■ **Data excerpts**

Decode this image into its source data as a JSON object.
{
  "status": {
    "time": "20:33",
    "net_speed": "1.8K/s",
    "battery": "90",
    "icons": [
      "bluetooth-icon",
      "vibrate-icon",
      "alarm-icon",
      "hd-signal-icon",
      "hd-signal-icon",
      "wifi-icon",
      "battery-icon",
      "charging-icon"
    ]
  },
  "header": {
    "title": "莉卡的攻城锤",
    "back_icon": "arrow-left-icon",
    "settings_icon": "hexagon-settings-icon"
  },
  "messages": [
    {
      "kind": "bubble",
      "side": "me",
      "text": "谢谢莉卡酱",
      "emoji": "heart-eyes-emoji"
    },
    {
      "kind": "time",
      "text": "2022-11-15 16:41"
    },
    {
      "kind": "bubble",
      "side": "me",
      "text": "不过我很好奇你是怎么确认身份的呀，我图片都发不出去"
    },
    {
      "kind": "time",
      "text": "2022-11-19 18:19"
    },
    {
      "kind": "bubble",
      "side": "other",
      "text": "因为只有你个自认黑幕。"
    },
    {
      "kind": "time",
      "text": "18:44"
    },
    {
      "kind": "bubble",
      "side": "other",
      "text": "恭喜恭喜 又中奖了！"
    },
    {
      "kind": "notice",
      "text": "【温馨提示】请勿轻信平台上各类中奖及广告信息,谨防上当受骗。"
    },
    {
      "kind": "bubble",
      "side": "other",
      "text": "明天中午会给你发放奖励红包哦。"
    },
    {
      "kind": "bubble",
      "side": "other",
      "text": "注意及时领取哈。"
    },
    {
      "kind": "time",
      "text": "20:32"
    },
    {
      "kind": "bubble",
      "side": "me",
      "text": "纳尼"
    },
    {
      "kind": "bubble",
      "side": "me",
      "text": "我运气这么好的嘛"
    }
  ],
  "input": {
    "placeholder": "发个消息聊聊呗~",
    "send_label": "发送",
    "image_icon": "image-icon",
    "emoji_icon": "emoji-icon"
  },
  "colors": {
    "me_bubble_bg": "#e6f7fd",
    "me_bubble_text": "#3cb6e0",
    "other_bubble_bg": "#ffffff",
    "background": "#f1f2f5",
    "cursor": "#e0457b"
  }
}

■ **What needs to be done**
In the listing, find every line with the word "emoji" and state how many there are, nothing more.

■ **Exercise output**
2